▸ What to produce: The records below need retyping in full; give them again exactly.

▸ Exercise inputs:
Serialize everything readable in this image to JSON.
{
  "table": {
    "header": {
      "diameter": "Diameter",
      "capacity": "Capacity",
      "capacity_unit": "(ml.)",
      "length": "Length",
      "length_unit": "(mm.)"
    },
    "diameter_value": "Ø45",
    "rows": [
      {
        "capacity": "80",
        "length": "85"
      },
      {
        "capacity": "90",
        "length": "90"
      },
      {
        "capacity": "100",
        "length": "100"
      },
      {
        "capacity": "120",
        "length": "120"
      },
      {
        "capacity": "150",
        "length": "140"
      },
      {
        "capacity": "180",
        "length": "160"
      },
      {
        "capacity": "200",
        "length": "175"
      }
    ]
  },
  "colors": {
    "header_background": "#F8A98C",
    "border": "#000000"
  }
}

▸ Correct output:
Serialize everything readable in this image to JSON.
{
  "table": {
    "header": {
      "diameter": "Diameter",
      "capacity": "Capacity",
      "capacity_unit": "(ml.)",
      "length": "Length",
      "length_unit": "(mm.)"
    },
    "diameter_value": "Ø45",
    "rows": [
      {
        "capacity": "80",
        "length": "85"
      },
      {
        "capacity": "90",
        "length": "90"
      },
      {
        "capacity": "100",
        "length": "100"
      },
      {
        "capacity": "120",
        "length": "120"
      },
      {
        "capacity": "150",
        "length": "140"
      },
      {
        "capacity": "180",
        "length": "160"
      },
      {
        "capacity": "200",
        "length": "175"
      }
    ]
  },
  "colors": {
    "header_background": "#F8A98C",
    "border": "#000000"
  }
}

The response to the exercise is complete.